*WHAT YOU HAVE TO DO*.
Search each line of the data for the word "title"; copy every line where it is found.

*SUPPLIED INFORMATION*.
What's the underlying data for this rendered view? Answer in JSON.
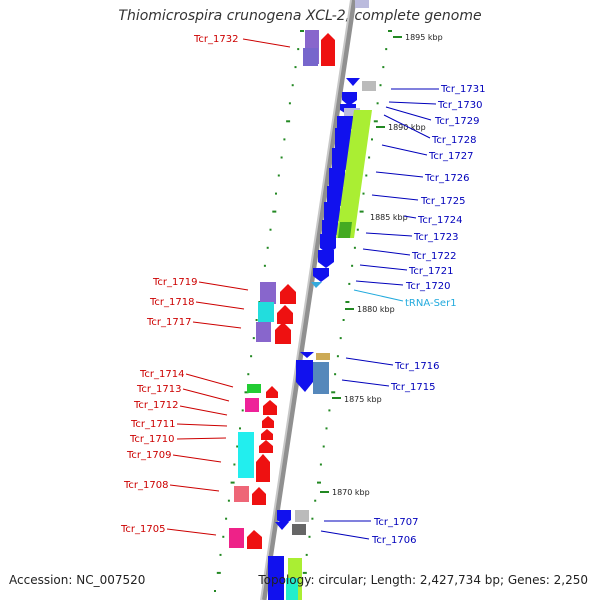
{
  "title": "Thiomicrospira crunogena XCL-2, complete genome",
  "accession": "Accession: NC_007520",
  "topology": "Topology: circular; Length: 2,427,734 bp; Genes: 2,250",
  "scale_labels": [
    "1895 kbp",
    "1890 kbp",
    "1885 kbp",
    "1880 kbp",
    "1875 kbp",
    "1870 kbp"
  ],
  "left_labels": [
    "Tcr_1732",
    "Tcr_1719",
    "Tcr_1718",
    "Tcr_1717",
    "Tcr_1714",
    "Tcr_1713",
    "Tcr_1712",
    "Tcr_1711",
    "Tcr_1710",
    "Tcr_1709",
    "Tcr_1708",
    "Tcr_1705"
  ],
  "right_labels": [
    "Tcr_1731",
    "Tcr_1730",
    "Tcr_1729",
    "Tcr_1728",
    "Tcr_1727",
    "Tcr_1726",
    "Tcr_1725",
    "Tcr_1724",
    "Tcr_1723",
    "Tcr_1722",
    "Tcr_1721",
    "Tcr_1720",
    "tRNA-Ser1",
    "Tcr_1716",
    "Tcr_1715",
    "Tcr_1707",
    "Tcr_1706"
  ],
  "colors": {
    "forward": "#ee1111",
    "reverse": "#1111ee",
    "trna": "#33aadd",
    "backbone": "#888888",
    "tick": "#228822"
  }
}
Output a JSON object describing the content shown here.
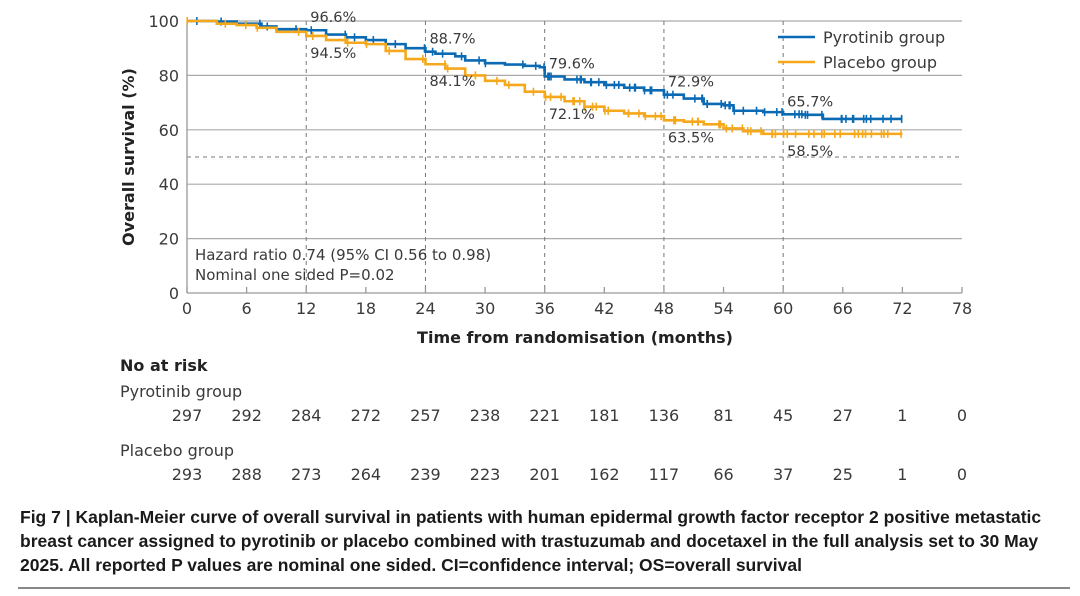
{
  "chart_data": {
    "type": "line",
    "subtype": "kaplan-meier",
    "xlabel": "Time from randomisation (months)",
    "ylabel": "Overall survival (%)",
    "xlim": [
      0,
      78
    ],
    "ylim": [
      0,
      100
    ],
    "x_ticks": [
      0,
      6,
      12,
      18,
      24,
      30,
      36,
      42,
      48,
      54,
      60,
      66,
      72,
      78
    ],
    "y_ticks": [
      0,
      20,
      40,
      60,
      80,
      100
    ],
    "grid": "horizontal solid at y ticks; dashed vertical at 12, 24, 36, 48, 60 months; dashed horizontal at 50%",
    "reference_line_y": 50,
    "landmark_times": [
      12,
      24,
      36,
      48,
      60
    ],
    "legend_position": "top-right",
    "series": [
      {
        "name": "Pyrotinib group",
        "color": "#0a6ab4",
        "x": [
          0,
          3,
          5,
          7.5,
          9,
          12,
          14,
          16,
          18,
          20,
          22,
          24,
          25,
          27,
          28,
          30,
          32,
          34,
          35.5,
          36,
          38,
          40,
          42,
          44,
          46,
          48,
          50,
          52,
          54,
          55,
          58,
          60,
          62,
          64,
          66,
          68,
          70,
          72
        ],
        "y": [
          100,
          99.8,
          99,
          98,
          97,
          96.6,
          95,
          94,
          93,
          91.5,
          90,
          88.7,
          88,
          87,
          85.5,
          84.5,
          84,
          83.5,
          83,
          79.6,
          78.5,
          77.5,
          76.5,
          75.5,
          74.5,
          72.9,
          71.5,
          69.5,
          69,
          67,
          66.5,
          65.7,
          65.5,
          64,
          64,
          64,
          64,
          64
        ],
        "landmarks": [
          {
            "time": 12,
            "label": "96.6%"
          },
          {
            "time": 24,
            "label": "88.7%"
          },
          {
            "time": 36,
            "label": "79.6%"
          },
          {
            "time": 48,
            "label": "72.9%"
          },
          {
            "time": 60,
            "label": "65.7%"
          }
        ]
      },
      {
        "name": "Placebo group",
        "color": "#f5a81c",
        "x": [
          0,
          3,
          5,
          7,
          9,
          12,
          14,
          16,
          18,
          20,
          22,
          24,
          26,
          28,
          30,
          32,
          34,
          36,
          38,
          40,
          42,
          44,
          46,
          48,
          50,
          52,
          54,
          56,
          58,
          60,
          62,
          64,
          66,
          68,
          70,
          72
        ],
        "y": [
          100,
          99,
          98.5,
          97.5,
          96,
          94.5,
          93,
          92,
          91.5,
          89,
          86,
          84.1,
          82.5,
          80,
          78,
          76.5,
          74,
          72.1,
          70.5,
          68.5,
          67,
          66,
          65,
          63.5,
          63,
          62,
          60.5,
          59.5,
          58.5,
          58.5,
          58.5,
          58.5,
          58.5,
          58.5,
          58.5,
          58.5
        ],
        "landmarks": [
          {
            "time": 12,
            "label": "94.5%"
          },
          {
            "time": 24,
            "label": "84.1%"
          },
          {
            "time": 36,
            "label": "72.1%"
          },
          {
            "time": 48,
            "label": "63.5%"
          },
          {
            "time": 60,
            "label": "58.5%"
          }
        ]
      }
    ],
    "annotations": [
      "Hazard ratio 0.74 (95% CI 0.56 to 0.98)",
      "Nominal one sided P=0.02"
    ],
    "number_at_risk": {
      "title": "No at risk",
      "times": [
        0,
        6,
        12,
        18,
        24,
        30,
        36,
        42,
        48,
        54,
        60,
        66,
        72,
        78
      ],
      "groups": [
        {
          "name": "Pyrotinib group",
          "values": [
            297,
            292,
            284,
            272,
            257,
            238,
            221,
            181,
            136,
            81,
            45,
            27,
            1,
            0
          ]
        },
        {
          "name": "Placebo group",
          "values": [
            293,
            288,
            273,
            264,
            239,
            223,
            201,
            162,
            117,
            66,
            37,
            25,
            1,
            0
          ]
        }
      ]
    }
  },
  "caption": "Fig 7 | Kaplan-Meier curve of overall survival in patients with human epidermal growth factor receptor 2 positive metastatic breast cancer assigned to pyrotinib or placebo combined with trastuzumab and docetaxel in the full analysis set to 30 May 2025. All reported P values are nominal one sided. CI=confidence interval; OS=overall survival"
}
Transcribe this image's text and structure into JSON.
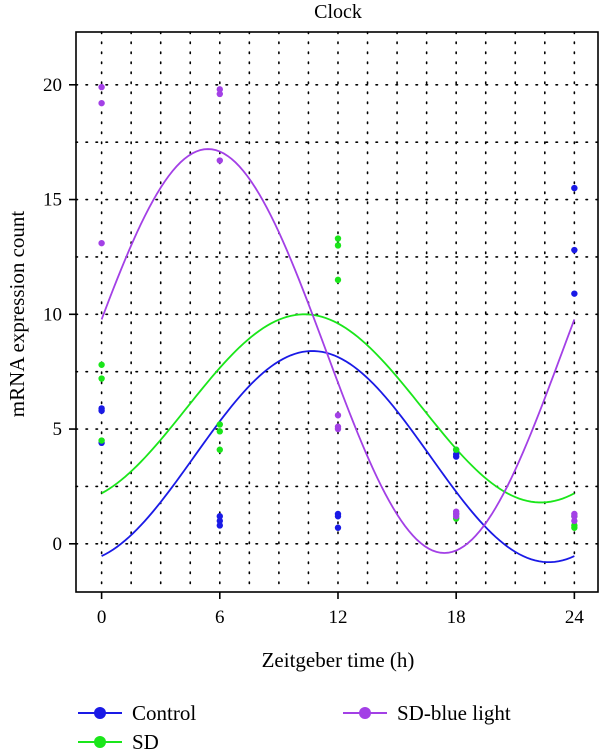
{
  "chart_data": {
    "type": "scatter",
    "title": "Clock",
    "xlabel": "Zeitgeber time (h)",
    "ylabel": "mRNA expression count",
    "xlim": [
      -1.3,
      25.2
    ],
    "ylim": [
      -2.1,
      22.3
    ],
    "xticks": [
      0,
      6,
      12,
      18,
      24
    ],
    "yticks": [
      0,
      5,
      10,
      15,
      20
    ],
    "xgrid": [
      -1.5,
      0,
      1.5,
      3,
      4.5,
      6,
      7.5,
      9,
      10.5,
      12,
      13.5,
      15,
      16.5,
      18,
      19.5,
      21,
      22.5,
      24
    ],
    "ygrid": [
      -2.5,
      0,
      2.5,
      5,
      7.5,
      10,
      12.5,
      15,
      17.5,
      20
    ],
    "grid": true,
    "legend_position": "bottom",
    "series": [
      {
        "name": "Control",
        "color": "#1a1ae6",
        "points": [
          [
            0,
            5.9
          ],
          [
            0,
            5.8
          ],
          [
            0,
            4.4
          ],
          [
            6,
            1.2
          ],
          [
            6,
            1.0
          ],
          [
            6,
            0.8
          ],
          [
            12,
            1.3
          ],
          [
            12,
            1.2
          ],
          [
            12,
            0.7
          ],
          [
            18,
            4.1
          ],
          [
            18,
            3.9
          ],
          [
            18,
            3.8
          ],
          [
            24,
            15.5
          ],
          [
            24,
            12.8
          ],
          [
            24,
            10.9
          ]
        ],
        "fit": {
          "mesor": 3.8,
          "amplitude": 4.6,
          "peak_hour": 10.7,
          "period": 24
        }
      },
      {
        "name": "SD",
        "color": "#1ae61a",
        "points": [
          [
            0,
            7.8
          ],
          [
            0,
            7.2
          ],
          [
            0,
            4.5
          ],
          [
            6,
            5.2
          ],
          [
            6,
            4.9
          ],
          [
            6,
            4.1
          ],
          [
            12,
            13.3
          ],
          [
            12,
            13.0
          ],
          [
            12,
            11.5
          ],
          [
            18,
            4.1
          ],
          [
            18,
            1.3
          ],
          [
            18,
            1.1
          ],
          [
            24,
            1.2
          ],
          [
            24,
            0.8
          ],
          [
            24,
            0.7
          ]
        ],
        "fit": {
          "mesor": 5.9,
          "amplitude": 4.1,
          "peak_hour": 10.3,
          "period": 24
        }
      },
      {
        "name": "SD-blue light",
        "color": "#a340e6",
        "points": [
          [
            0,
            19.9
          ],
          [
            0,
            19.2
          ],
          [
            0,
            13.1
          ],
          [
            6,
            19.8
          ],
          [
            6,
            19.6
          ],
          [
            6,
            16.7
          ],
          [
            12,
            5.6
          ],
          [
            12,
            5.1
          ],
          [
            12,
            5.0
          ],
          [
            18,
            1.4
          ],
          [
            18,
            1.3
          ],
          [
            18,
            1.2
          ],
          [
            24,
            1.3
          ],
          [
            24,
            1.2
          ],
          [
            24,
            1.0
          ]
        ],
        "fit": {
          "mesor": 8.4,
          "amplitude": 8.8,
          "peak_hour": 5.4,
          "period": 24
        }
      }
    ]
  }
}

*TASK RESPONSE*.
  "title": "Thiomicrospira crunogena XCL-2, complete genome",
      "title": "No at risk",
    "title": "Clock",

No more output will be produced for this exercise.